** start of Data to process **

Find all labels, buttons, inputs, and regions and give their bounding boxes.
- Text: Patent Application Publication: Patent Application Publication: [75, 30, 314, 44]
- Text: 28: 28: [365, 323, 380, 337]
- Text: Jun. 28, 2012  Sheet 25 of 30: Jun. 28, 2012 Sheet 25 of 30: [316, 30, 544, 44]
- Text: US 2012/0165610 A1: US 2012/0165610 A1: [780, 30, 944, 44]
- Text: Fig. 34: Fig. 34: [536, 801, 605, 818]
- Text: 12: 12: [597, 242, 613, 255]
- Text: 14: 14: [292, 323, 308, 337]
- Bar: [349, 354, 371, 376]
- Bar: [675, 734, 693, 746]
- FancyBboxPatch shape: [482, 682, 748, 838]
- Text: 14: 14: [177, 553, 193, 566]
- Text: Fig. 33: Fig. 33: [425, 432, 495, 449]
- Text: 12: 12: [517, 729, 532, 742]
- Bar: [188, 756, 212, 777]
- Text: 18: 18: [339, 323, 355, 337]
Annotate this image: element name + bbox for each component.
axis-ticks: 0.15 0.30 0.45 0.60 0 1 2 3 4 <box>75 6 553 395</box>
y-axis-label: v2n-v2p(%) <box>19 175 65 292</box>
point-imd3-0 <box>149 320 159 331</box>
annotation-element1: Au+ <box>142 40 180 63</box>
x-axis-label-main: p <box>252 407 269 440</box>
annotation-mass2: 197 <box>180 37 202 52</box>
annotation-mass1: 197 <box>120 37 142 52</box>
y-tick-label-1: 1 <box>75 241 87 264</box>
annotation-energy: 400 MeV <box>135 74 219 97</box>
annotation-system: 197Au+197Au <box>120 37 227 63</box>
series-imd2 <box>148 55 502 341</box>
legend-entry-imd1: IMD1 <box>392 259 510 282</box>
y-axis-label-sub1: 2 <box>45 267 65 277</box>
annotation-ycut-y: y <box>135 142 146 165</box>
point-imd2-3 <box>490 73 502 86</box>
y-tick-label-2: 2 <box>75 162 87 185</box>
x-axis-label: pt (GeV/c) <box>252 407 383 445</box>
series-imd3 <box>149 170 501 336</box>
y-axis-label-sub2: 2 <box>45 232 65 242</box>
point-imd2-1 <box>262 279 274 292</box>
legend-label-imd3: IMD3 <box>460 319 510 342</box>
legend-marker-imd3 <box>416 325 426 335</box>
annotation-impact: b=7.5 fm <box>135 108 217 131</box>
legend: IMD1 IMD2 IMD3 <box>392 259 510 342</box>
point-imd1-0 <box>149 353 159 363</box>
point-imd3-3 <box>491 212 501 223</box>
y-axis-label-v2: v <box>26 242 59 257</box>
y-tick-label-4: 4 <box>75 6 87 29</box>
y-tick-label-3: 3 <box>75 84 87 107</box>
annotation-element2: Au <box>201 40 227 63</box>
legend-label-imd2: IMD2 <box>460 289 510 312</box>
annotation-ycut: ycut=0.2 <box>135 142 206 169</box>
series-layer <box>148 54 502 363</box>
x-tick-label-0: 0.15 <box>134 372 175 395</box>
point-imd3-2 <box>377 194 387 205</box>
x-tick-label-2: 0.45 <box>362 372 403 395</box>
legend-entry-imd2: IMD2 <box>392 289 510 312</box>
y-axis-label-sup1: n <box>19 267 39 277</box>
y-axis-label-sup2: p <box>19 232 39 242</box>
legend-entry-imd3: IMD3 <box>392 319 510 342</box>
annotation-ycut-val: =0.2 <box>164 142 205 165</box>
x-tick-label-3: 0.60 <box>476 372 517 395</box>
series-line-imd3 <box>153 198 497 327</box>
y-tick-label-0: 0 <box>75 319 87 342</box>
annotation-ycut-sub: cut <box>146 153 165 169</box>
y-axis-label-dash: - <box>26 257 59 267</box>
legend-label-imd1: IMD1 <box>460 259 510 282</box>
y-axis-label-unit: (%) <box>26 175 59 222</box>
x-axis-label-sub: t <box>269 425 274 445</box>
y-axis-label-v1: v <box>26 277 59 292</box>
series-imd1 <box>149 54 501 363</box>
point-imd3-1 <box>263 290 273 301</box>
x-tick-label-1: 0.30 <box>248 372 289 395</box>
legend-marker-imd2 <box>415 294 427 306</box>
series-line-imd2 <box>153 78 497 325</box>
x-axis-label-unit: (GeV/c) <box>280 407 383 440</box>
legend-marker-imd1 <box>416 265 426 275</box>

** end of Data to process **

### Required work
Reprint every line of the records above without changing a single character.

### Complete output
Find all labels, buttons, inputs, and regions and give their bounding boxes.
- Text: Patent Application Publication: Patent Application Publication: [75, 30, 314, 44]
- Text: 28: 28: [365, 323, 380, 337]
- Text: Jun. 28, 2012  Sheet 25 of 30: Jun. 28, 2012 Sheet 25 of 30: [316, 30, 544, 44]
- Text: US 2012/0165610 A1: US 2012/0165610 A1: [780, 30, 944, 44]
- Text: Fig. 34: Fig. 34: [536, 801, 605, 818]
- Text: 12: 12: [597, 242, 613, 255]
- Text: 14: 14: [292, 323, 308, 337]
- Bar: [349, 354, 371, 376]
- Bar: [675, 734, 693, 746]
- FancyBboxPatch shape: [482, 682, 748, 838]
- Text: 14: 14: [177, 553, 193, 566]
- Text: Fig. 33: Fig. 33: [425, 432, 495, 449]
- Text: 12: 12: [517, 729, 532, 742]
- Bar: [188, 756, 212, 777]
- Text: 18: 18: [339, 323, 355, 337]
Annotate this image: element name + bbox for each component.
axis-ticks: 0.15 0.30 0.45 0.60 0 1 2 3 4 <box>75 6 553 395</box>
y-axis-label: v2n-v2p(%) <box>19 175 65 292</box>
point-imd3-0 <box>149 320 159 331</box>
annotation-element1: Au+ <box>142 40 180 63</box>
x-axis-label-main: p <box>252 407 269 440</box>
annotation-mass2: 197 <box>180 37 202 52</box>
annotation-mass1: 197 <box>120 37 142 52</box>
y-tick-label-1: 1 <box>75 241 87 264</box>
annotation-energy: 400 MeV <box>135 74 219 97</box>
annotation-system: 197Au+197Au <box>120 37 227 63</box>
series-imd2 <box>148 55 502 341</box>
legend-entry-imd1: IMD1 <box>392 259 510 282</box>
y-axis-label-sub1: 2 <box>45 267 65 277</box>
annotation-ycut-y: y <box>135 142 146 165</box>
point-imd2-3 <box>490 73 502 86</box>
y-tick-label-2: 2 <box>75 162 87 185</box>
x-axis-label: pt (GeV/c) <box>252 407 383 445</box>
series-imd3 <box>149 170 501 336</box>
y-axis-label-sub2: 2 <box>45 232 65 242</box>
point-imd2-1 <box>262 279 274 292</box>
legend-label-imd3: IMD3 <box>460 319 510 342</box>
legend-marker-imd3 <box>416 325 426 335</box>
annotation-impact: b=7.5 fm <box>135 108 217 131</box>
legend: IMD1 IMD2 IMD3 <box>392 259 510 342</box>
point-imd1-0 <box>149 353 159 363</box>
point-imd3-3 <box>491 212 501 223</box>
y-axis-label-v2: v <box>26 242 59 257</box>
y-tick-label-4: 4 <box>75 6 87 29</box>
y-tick-label-3: 3 <box>75 84 87 107</box>
annotation-element2: Au <box>201 40 227 63</box>
legend-label-imd2: IMD2 <box>460 289 510 312</box>
annotation-ycut: ycut=0.2 <box>135 142 206 169</box>
series-layer <box>148 54 502 363</box>
x-tick-label-0: 0.15 <box>134 372 175 395</box>
point-imd3-2 <box>377 194 387 205</box>
x-tick-label-2: 0.45 <box>362 372 403 395</box>
legend-entry-imd2: IMD2 <box>392 289 510 312</box>
y-axis-label-sup1: n <box>19 267 39 277</box>
y-axis-label-sup2: p <box>19 232 39 242</box>
legend-entry-imd3: IMD3 <box>392 319 510 342</box>
annotation-ycut-val: =0.2 <box>164 142 205 165</box>
x-tick-label-3: 0.60 <box>476 372 517 395</box>
series-line-imd3 <box>153 198 497 327</box>
y-tick-label-0: 0 <box>75 319 87 342</box>
annotation-ycut-sub: cut <box>146 153 165 169</box>
y-axis-label-dash: - <box>26 257 59 267</box>
legend-label-imd1: IMD1 <box>460 259 510 282</box>
y-axis-label-unit: (%) <box>26 175 59 222</box>
x-axis-label-sub: t <box>269 425 274 445</box>
y-axis-label-v1: v <box>26 277 59 292</box>
series-imd1 <box>149 54 501 363</box>
point-imd3-1 <box>263 290 273 301</box>
x-tick-label-1: 0.30 <box>248 372 289 395</box>
legend-marker-imd2 <box>415 294 427 306</box>
series-line-imd2 <box>153 78 497 325</box>
x-axis-label-unit: (GeV/c) <box>280 407 383 440</box>
legend-marker-imd1 <box>416 265 426 275</box>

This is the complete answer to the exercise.